╭─ Records for this task
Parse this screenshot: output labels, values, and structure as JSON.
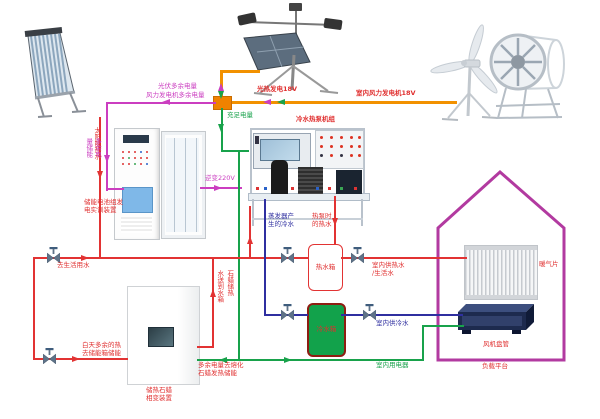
{
  "colors": {
    "power_pv_wind": "#f29100",
    "surplus_power": "#cb3ec0",
    "sufficient_power": "#18a24b",
    "hot_water": "#e23333",
    "cold_water": "#2f2fa0",
    "house_outline": "#b23aa0",
    "cold_tank_fill": "#12a24b"
  },
  "labels": {
    "solar_hot_water": "太阳能热水",
    "pv_generation": "光热发电18V",
    "wind_generation": "室内风力发电机18V",
    "pv_surplus": "光伏多余电量",
    "wind_surplus": "风力发电机多余电量",
    "surplus_storage": "多余电\n量储能",
    "sufficient_power": "充足电量",
    "inverter_220v": "逆变220V",
    "battery_device": "储能电池组发\n电实训装置",
    "heat_pump_unit": "冷水热泵机组",
    "evaporator_cold": "蒸发器产\n生的冷水",
    "heat_pump_hot": "热泵时\n的热水",
    "hot_water_tank": "热水箱",
    "cold_water_tank": "冷水箱",
    "to_domestic_water": "去生活用水",
    "indoor_hot_water": "室内供热水\n/生活水",
    "indoor_cold_water": "室内供冷水",
    "indoor_appliances": "室内用电器",
    "radiator": "暖气片",
    "fan_coil": "风机盘管",
    "load_platform": "负载平台",
    "daytime_surplus_heat": "白天多余的热\n去储能箱储能",
    "water_to_tank": "水送到水箱",
    "paraffin_storage": "石蜡储热",
    "surplus_melt_paraffin": "多余电量去熔化\n石蜡发热储能",
    "paraffin_device": "储热石蜡\n相变装置"
  }
}
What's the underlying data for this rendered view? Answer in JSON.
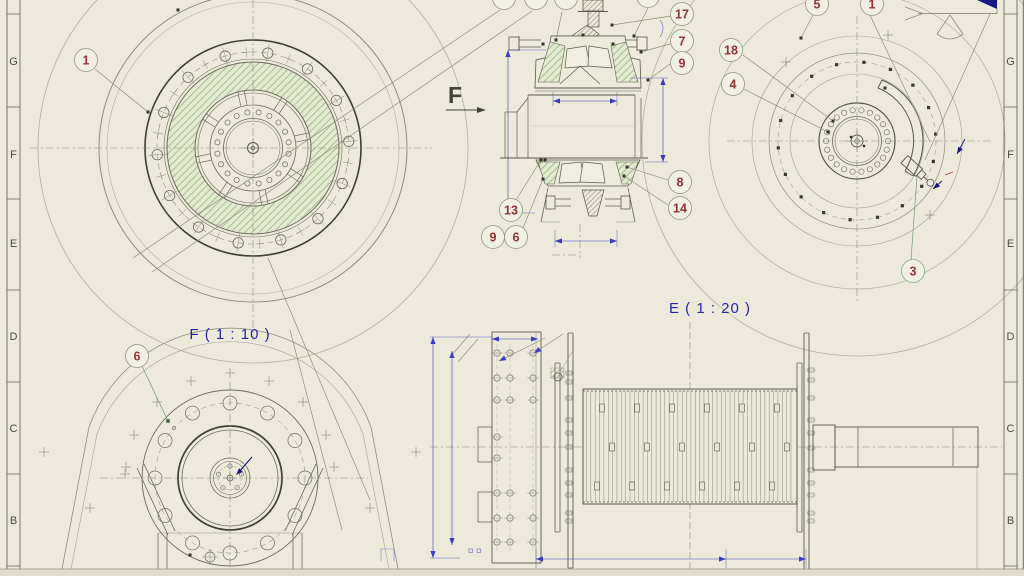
{
  "zones": [
    "G",
    "F",
    "E",
    "D",
    "C",
    "B"
  ],
  "labels": {
    "view_f": "F ( 1 : 10 )",
    "view_e": "E ( 1 : 20 )",
    "direction": "F"
  },
  "balloons": [
    {
      "id": "front-1",
      "label": "1"
    },
    {
      "id": "section-17",
      "label": "17"
    },
    {
      "id": "section-7",
      "label": "7"
    },
    {
      "id": "section-9-upper",
      "label": "9"
    },
    {
      "id": "section-8",
      "label": "8"
    },
    {
      "id": "section-14",
      "label": "14"
    },
    {
      "id": "section-13",
      "label": "13"
    },
    {
      "id": "section-9-lower",
      "label": "9"
    },
    {
      "id": "section-6",
      "label": "6"
    },
    {
      "id": "rear-5",
      "label": "5"
    },
    {
      "id": "rear-1",
      "label": "1"
    },
    {
      "id": "rear-18",
      "label": "18"
    },
    {
      "id": "rear-4",
      "label": "4"
    },
    {
      "id": "rear-3",
      "label": "3"
    },
    {
      "id": "pedestal-6",
      "label": "6"
    }
  ],
  "colors": {
    "background": "#edeadb",
    "line": "#5a584a",
    "bold_line": "#3f3e33",
    "faint": "#b2af9b",
    "centerline": "#8e8c78",
    "hatch_green": "#9dbb80",
    "hatch_tint": "#e4e9d2",
    "dimension_blue": "#3c3cc0",
    "label_blue": "#2525ae",
    "balloon_red": "#963038",
    "navy": "#16167e",
    "green_leader": "#6f9b6f"
  }
}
╰─
**Job**
Print the complete listing exactly as it stands, without its pictures.

**Solution for this task**
Parse this screenshot: output labels, values, and structure as JSON.
{
  "colors": {
    "power_pv_wind": "#f29100",
    "surplus_power": "#cb3ec0",
    "sufficient_power": "#18a24b",
    "hot_water": "#e23333",
    "cold_water": "#2f2fa0",
    "house_outline": "#b23aa0",
    "cold_tank_fill": "#12a24b"
  },
  "labels": {
    "solar_hot_water": "太阳能热水",
    "pv_generation": "光热发电18V",
    "wind_generation": "室内风力发电机18V",
    "pv_surplus": "光伏多余电量",
    "wind_surplus": "风力发电机多余电量",
    "surplus_storage": "多余电\n量储能",
    "sufficient_power": "充足电量",
    "inverter_220v": "逆变220V",
    "battery_device": "储能电池组发\n电实训装置",
    "heat_pump_unit": "冷水热泵机组",
    "evaporator_cold": "蒸发器产\n生的冷水",
    "heat_pump_hot": "热泵时\n的热水",
    "hot_water_tank": "热水箱",
    "cold_water_tank": "冷水箱",
    "to_domestic_water": "去生活用水",
    "indoor_hot_water": "室内供热水\n/生活水",
    "indoor_cold_water": "室内供冷水",
    "indoor_appliances": "室内用电器",
    "radiator": "暖气片",
    "fan_coil": "风机盘管",
    "load_platform": "负载平台",
    "daytime_surplus_heat": "白天多余的热\n去储能箱储能",
    "water_to_tank": "水送到水箱",
    "paraffin_storage": "石蜡储热",
    "surplus_melt_paraffin": "多余电量去熔化\n石蜡发热储能",
    "paraffin_device": "储热石蜡\n相变装置"
  }
}
What's the underlying data for this rendered view? Answer in JSON.
{
  "zones": [
    "G",
    "F",
    "E",
    "D",
    "C",
    "B"
  ],
  "labels": {
    "view_f": "F ( 1 : 10 )",
    "view_e": "E ( 1 : 20 )",
    "direction": "F"
  },
  "balloons": [
    {
      "id": "front-1",
      "label": "1"
    },
    {
      "id": "section-17",
      "label": "17"
    },
    {
      "id": "section-7",
      "label": "7"
    },
    {
      "id": "section-9-upper",
      "label": "9"
    },
    {
      "id": "section-8",
      "label": "8"
    },
    {
      "id": "section-14",
      "label": "14"
    },
    {
      "id": "section-13",
      "label": "13"
    },
    {
      "id": "section-9-lower",
      "label": "9"
    },
    {
      "id": "section-6",
      "label": "6"
    },
    {
      "id": "rear-5",
      "label": "5"
    },
    {
      "id": "rear-1",
      "label": "1"
    },
    {
      "id": "rear-18",
      "label": "18"
    },
    {
      "id": "rear-4",
      "label": "4"
    },
    {
      "id": "rear-3",
      "label": "3"
    },
    {
      "id": "pedestal-6",
      "label": "6"
    }
  ],
  "colors": {
    "background": "#edeadb",
    "line": "#5a584a",
    "bold_line": "#3f3e33",
    "faint": "#b2af9b",
    "centerline": "#8e8c78",
    "hatch_green": "#9dbb80",
    "hatch_tint": "#e4e9d2",
    "dimension_blue": "#3c3cc0",
    "label_blue": "#2525ae",
    "balloon_red": "#963038",
    "navy": "#16167e",
    "green_leader": "#6f9b6f"
  }
}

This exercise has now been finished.